Without altering anything, repeat each of the records.
::::::
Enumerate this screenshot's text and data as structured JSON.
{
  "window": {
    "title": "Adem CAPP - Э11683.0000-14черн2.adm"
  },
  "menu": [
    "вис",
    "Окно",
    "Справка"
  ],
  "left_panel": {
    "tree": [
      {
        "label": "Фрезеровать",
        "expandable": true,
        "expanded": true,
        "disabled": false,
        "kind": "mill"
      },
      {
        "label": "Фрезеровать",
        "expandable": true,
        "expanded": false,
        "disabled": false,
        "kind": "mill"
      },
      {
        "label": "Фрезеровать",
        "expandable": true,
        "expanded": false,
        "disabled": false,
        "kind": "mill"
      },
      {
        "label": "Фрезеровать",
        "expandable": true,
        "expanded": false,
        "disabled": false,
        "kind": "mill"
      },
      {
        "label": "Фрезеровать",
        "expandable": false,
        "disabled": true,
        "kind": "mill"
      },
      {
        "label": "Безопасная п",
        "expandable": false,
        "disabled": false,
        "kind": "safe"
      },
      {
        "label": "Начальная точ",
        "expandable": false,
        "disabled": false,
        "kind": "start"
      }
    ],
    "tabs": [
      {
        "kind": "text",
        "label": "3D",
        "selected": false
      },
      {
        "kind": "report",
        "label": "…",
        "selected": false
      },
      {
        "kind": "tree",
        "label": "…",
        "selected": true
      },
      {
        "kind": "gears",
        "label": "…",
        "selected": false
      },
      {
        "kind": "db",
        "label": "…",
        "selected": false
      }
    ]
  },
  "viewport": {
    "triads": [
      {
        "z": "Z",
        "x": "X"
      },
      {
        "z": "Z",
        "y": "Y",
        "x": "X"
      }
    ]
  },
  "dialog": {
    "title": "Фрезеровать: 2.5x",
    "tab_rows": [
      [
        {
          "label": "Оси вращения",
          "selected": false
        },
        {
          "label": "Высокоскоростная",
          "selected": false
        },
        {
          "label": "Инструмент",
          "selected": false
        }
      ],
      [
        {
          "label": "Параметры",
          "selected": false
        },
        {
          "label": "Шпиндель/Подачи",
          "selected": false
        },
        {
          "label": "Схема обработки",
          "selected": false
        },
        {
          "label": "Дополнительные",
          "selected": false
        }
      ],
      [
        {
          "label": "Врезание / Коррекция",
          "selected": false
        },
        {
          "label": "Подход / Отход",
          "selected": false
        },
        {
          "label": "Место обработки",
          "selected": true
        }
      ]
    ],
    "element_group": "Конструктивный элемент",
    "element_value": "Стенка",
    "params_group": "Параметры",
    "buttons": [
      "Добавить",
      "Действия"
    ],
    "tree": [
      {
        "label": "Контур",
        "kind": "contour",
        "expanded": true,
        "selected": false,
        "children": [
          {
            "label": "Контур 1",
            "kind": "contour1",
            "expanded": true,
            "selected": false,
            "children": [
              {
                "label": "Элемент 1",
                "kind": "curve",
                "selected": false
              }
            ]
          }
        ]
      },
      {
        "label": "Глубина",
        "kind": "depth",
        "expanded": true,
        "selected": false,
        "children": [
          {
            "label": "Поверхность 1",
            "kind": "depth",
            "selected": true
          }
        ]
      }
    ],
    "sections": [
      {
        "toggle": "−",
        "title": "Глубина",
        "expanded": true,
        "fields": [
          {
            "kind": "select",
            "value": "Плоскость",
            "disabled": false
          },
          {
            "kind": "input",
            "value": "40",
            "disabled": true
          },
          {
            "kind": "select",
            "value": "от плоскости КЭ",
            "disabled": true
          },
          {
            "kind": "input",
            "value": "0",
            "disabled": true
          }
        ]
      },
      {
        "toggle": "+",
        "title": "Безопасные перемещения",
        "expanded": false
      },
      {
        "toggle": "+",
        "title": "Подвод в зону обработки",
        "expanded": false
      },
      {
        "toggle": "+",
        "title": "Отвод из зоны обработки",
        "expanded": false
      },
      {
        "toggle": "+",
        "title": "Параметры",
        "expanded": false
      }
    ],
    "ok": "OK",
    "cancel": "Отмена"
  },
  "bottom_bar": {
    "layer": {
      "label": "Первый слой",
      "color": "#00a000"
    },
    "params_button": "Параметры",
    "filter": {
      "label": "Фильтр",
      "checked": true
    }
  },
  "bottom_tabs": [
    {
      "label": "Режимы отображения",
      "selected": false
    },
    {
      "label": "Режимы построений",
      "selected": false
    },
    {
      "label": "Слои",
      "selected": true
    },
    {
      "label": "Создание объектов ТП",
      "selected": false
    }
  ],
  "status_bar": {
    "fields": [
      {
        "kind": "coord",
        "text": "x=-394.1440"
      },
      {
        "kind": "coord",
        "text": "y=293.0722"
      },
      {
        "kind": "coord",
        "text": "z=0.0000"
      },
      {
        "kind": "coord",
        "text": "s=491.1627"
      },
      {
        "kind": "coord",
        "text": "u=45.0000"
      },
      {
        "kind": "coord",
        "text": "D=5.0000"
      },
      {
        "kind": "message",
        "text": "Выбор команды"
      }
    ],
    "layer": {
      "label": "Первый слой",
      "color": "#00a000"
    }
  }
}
::::::
§ Full solution:
Enumerate this screenshot's text and data as structured JSON.
{
  "window": {
    "title": "Adem CAPP - Э11683.0000-14черн2.adm"
  },
  "menu": [
    "вис",
    "Окно",
    "Справка"
  ],
  "left_panel": {
    "tree": [
      {
        "label": "Фрезеровать",
        "expandable": true,
        "expanded": true,
        "disabled": false,
        "kind": "mill"
      },
      {
        "label": "Фрезеровать",
        "expandable": true,
        "expanded": false,
        "disabled": false,
        "kind": "mill"
      },
      {
        "label": "Фрезеровать",
        "expandable": true,
        "expanded": false,
        "disabled": false,
        "kind": "mill"
      },
      {
        "label": "Фрезеровать",
        "expandable": true,
        "expanded": false,
        "disabled": false,
        "kind": "mill"
      },
      {
        "label": "Фрезеровать",
        "expandable": false,
        "disabled": true,
        "kind": "mill"
      },
      {
        "label": "Безопасная п",
        "expandable": false,
        "disabled": false,
        "kind": "safe"
      },
      {
        "label": "Начальная точ",
        "expandable": false,
        "disabled": false,
        "kind": "start"
      }
    ],
    "tabs": [
      {
        "kind": "text",
        "label": "3D",
        "selected": false
      },
      {
        "kind": "report",
        "label": "…",
        "selected": false
      },
      {
        "kind": "tree",
        "label": "…",
        "selected": true
      },
      {
        "kind": "gears",
        "label": "…",
        "selected": false
      },
      {
        "kind": "db",
        "label": "…",
        "selected": false
      }
    ]
  },
  "viewport": {
    "triads": [
      {
        "z": "Z",
        "x": "X"
      },
      {
        "z": "Z",
        "y": "Y",
        "x": "X"
      }
    ]
  },
  "dialog": {
    "title": "Фрезеровать: 2.5x",
    "tab_rows": [
      [
        {
          "label": "Оси вращения",
          "selected": false
        },
        {
          "label": "Высокоскоростная",
          "selected": false
        },
        {
          "label": "Инструмент",
          "selected": false
        }
      ],
      [
        {
          "label": "Параметры",
          "selected": false
        },
        {
          "label": "Шпиндель/Подачи",
          "selected": false
        },
        {
          "label": "Схема обработки",
          "selected": false
        },
        {
          "label": "Дополнительные",
          "selected": false
        }
      ],
      [
        {
          "label": "Врезание / Коррекция",
          "selected": false
        },
        {
          "label": "Подход / Отход",
          "selected": false
        },
        {
          "label": "Место обработки",
          "selected": true
        }
      ]
    ],
    "element_group": "Конструктивный элемент",
    "element_value": "Стенка",
    "params_group": "Параметры",
    "buttons": [
      "Добавить",
      "Действия"
    ],
    "tree": [
      {
        "label": "Контур",
        "kind": "contour",
        "expanded": true,
        "selected": false,
        "children": [
          {
            "label": "Контур 1",
            "kind": "contour1",
            "expanded": true,
            "selected": false,
            "children": [
              {
                "label": "Элемент 1",
                "kind": "curve",
                "selected": false
              }
            ]
          }
        ]
      },
      {
        "label": "Глубина",
        "kind": "depth",
        "expanded": true,
        "selected": false,
        "children": [
          {
            "label": "Поверхность 1",
            "kind": "depth",
            "selected": true
          }
        ]
      }
    ],
    "sections": [
      {
        "toggle": "−",
        "title": "Глубина",
        "expanded": true,
        "fields": [
          {
            "kind": "select",
            "value": "Плоскость",
            "disabled": false
          },
          {
            "kind": "input",
            "value": "40",
            "disabled": true
          },
          {
            "kind": "select",
            "value": "от плоскости КЭ",
            "disabled": true
          },
          {
            "kind": "input",
            "value": "0",
            "disabled": true
          }
        ]
      },
      {
        "toggle": "+",
        "title": "Безопасные перемещения",
        "expanded": false
      },
      {
        "toggle": "+",
        "title": "Подвод в зону обработки",
        "expanded": false
      },
      {
        "toggle": "+",
        "title": "Отвод из зоны обработки",
        "expanded": false
      },
      {
        "toggle": "+",
        "title": "Параметры",
        "expanded": false
      }
    ],
    "ok": "OK",
    "cancel": "Отмена"
  },
  "bottom_bar": {
    "layer": {
      "label": "Первый слой",
      "color": "#00a000"
    },
    "params_button": "Параметры",
    "filter": {
      "label": "Фильтр",
      "checked": true
    }
  },
  "bottom_tabs": [
    {
      "label": "Режимы отображения",
      "selected": false
    },
    {
      "label": "Режимы построений",
      "selected": false
    },
    {
      "label": "Слои",
      "selected": true
    },
    {
      "label": "Создание объектов ТП",
      "selected": false
    }
  ],
  "status_bar": {
    "fields": [
      {
        "kind": "coord",
        "text": "x=-394.1440"
      },
      {
        "kind": "coord",
        "text": "y=293.0722"
      },
      {
        "kind": "coord",
        "text": "z=0.0000"
      },
      {
        "kind": "coord",
        "text": "s=491.1627"
      },
      {
        "kind": "coord",
        "text": "u=45.0000"
      },
      {
        "kind": "coord",
        "text": "D=5.0000"
      },
      {
        "kind": "message",
        "text": "Выбор команды"
      }
    ],
    "layer": {
      "label": "Первый слой",
      "color": "#00a000"
    }
  }
}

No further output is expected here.